■ WHAT TO DO
Every line of the listing must be reproduced as it stands. Leave the images behind.

■ DATA TO PROCESS
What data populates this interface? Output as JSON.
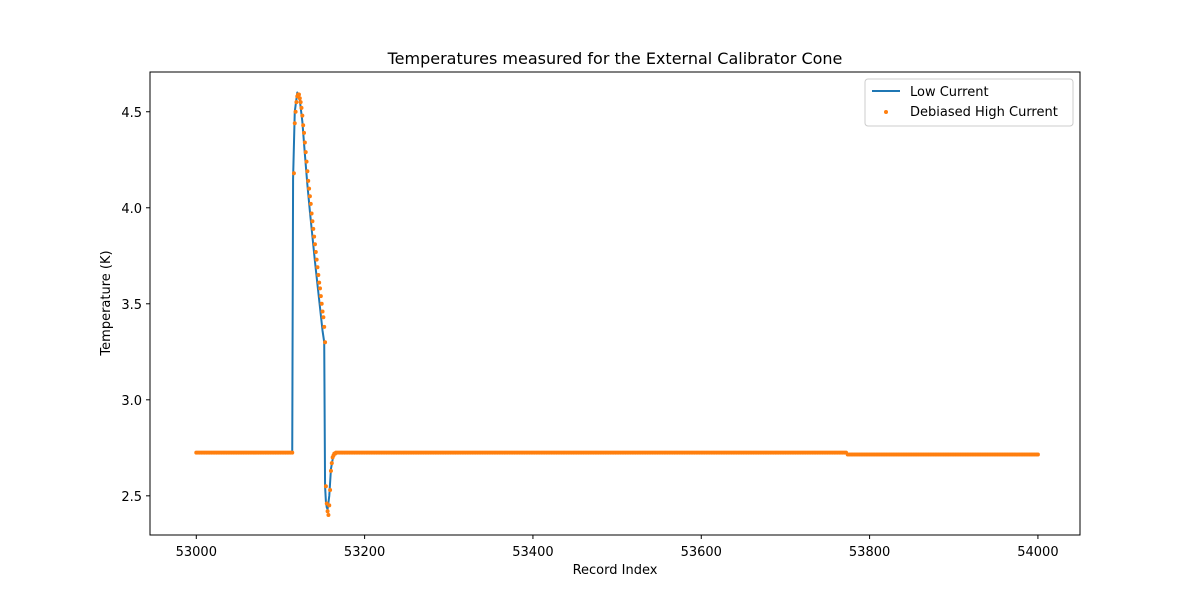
{
  "chart_data": {
    "type": "line",
    "title": "Temperatures measured for the External Calibrator Cone",
    "xlabel": "Record Index",
    "ylabel": "Temperature (K)",
    "xlim": [
      52945,
      54050
    ],
    "ylim": [
      2.296,
      4.707
    ],
    "xticks": [
      53000,
      53200,
      53400,
      53600,
      53800,
      54000
    ],
    "yticks": [
      2.5,
      3.0,
      3.5,
      4.0,
      4.5
    ],
    "xtick_labels": [
      "53000",
      "53200",
      "53400",
      "53600",
      "53800",
      "54000"
    ],
    "ytick_labels": [
      "2.5",
      "3.0",
      "3.5",
      "4.0",
      "4.5"
    ],
    "grid": false,
    "legend_position": "top-right",
    "colors": {
      "low_current": "#1f77b4",
      "debiased_high_current": "#ff7f0e"
    },
    "series": [
      {
        "name": "Low Current",
        "style": "line",
        "x": [
          53000,
          53114,
          53115,
          53117,
          53120,
          53123,
          53126,
          53129,
          53132,
          53135,
          53138,
          53141,
          53144,
          53147,
          53150,
          53152,
          53153,
          53154,
          53155,
          53156,
          53158,
          53160,
          53162,
          53163,
          53165,
          53168,
          53773,
          53775,
          54000
        ],
        "y": [
          2.725,
          2.725,
          4.15,
          4.5,
          4.6,
          4.56,
          4.45,
          4.28,
          4.12,
          3.98,
          3.85,
          3.72,
          3.6,
          3.48,
          3.36,
          3.3,
          2.55,
          2.47,
          2.44,
          2.43,
          2.5,
          2.64,
          2.69,
          2.71,
          2.72,
          2.725,
          2.725,
          2.715,
          2.715
        ]
      },
      {
        "name": "Debiased High Current",
        "style": "scatter",
        "segments": [
          {
            "x_start": 53000,
            "x_end": 53114,
            "y": 2.725
          },
          {
            "x_start": 53166,
            "x_end": 53772,
            "y": 2.725
          },
          {
            "x_start": 53774,
            "x_end": 54000,
            "y": 2.715
          }
        ],
        "x": [
          53116,
          53117,
          53118,
          53119,
          53120,
          53121,
          53122,
          53123,
          53124,
          53125,
          53126,
          53127,
          53128,
          53129,
          53130,
          53131,
          53132,
          53133,
          53134,
          53135,
          53136,
          53137,
          53138,
          53139,
          53140,
          53141,
          53142,
          53143,
          53144,
          53145,
          53146,
          53147,
          53148,
          53149,
          53150,
          53151,
          53152,
          53153,
          53154,
          53155,
          53156,
          53157,
          53158,
          53159,
          53160,
          53161,
          53162,
          53163,
          53164,
          53165
        ],
        "y": [
          4.18,
          4.44,
          4.5,
          4.55,
          4.58,
          4.59,
          4.59,
          4.57,
          4.55,
          4.52,
          4.48,
          4.43,
          4.39,
          4.34,
          4.29,
          4.24,
          4.19,
          4.14,
          4.1,
          4.06,
          4.02,
          3.97,
          3.93,
          3.89,
          3.85,
          3.81,
          3.77,
          3.73,
          3.69,
          3.65,
          3.61,
          3.58,
          3.54,
          3.5,
          3.46,
          3.43,
          3.38,
          3.3,
          2.55,
          2.46,
          2.42,
          2.4,
          2.45,
          2.53,
          2.63,
          2.67,
          2.7,
          2.71,
          2.72,
          2.72
        ]
      }
    ]
  }
}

■ WRITTEN SOLUTION
What data populates this interface? Output as JSON.
{
  "chart_data": {
    "type": "line",
    "title": "Temperatures measured for the External Calibrator Cone",
    "xlabel": "Record Index",
    "ylabel": "Temperature (K)",
    "xlim": [
      52945,
      54050
    ],
    "ylim": [
      2.296,
      4.707
    ],
    "xticks": [
      53000,
      53200,
      53400,
      53600,
      53800,
      54000
    ],
    "yticks": [
      2.5,
      3.0,
      3.5,
      4.0,
      4.5
    ],
    "xtick_labels": [
      "53000",
      "53200",
      "53400",
      "53600",
      "53800",
      "54000"
    ],
    "ytick_labels": [
      "2.5",
      "3.0",
      "3.5",
      "4.0",
      "4.5"
    ],
    "grid": false,
    "legend_position": "top-right",
    "colors": {
      "low_current": "#1f77b4",
      "debiased_high_current": "#ff7f0e"
    },
    "series": [
      {
        "name": "Low Current",
        "style": "line",
        "x": [
          53000,
          53114,
          53115,
          53117,
          53120,
          53123,
          53126,
          53129,
          53132,
          53135,
          53138,
          53141,
          53144,
          53147,
          53150,
          53152,
          53153,
          53154,
          53155,
          53156,
          53158,
          53160,
          53162,
          53163,
          53165,
          53168,
          53773,
          53775,
          54000
        ],
        "y": [
          2.725,
          2.725,
          4.15,
          4.5,
          4.6,
          4.56,
          4.45,
          4.28,
          4.12,
          3.98,
          3.85,
          3.72,
          3.6,
          3.48,
          3.36,
          3.3,
          2.55,
          2.47,
          2.44,
          2.43,
          2.5,
          2.64,
          2.69,
          2.71,
          2.72,
          2.725,
          2.725,
          2.715,
          2.715
        ]
      },
      {
        "name": "Debiased High Current",
        "style": "scatter",
        "segments": [
          {
            "x_start": 53000,
            "x_end": 53114,
            "y": 2.725
          },
          {
            "x_start": 53166,
            "x_end": 53772,
            "y": 2.725
          },
          {
            "x_start": 53774,
            "x_end": 54000,
            "y": 2.715
          }
        ],
        "x": [
          53116,
          53117,
          53118,
          53119,
          53120,
          53121,
          53122,
          53123,
          53124,
          53125,
          53126,
          53127,
          53128,
          53129,
          53130,
          53131,
          53132,
          53133,
          53134,
          53135,
          53136,
          53137,
          53138,
          53139,
          53140,
          53141,
          53142,
          53143,
          53144,
          53145,
          53146,
          53147,
          53148,
          53149,
          53150,
          53151,
          53152,
          53153,
          53154,
          53155,
          53156,
          53157,
          53158,
          53159,
          53160,
          53161,
          53162,
          53163,
          53164,
          53165
        ],
        "y": [
          4.18,
          4.44,
          4.5,
          4.55,
          4.58,
          4.59,
          4.59,
          4.57,
          4.55,
          4.52,
          4.48,
          4.43,
          4.39,
          4.34,
          4.29,
          4.24,
          4.19,
          4.14,
          4.1,
          4.06,
          4.02,
          3.97,
          3.93,
          3.89,
          3.85,
          3.81,
          3.77,
          3.73,
          3.69,
          3.65,
          3.61,
          3.58,
          3.54,
          3.5,
          3.46,
          3.43,
          3.38,
          3.3,
          2.55,
          2.46,
          2.42,
          2.4,
          2.45,
          2.53,
          2.63,
          2.67,
          2.7,
          2.71,
          2.72,
          2.72
        ]
      }
    ]
  }
}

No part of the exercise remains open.